Below are the records. Gather each line that holds "多发生于春秋季节".

Data listing:

####

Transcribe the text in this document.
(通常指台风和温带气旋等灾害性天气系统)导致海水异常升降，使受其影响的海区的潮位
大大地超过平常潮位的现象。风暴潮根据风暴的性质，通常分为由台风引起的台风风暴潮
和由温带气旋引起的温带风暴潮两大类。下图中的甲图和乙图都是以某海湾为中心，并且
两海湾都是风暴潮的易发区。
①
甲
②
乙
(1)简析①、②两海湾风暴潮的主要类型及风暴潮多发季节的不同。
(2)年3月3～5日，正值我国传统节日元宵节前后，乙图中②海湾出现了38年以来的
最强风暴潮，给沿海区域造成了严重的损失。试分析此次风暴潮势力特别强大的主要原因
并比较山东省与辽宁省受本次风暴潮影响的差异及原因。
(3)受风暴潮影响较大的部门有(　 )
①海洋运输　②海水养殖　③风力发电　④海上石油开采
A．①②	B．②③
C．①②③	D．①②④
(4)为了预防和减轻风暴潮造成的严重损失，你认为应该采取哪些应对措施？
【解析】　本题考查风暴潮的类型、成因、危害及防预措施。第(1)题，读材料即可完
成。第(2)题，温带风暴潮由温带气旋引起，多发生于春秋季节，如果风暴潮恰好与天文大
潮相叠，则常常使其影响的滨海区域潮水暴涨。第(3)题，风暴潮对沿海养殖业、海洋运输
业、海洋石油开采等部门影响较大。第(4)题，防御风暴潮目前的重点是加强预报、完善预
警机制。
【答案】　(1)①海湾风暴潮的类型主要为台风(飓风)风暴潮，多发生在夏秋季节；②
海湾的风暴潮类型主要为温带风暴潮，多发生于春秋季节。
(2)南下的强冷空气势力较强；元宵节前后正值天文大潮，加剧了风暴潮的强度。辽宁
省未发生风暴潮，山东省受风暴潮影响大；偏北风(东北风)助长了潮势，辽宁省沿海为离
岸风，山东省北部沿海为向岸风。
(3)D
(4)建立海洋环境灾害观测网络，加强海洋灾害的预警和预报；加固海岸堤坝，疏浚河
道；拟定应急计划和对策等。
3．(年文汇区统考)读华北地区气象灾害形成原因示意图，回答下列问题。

####

ANSWER FOR THIS EXERCISE:
成。第(2)题，温带风暴潮由温带气旋引起，多发生于春秋季节，如果风暴潮恰好与天文大
海湾的风暴潮类型主要为温带风暴潮，多发生于春秋季节。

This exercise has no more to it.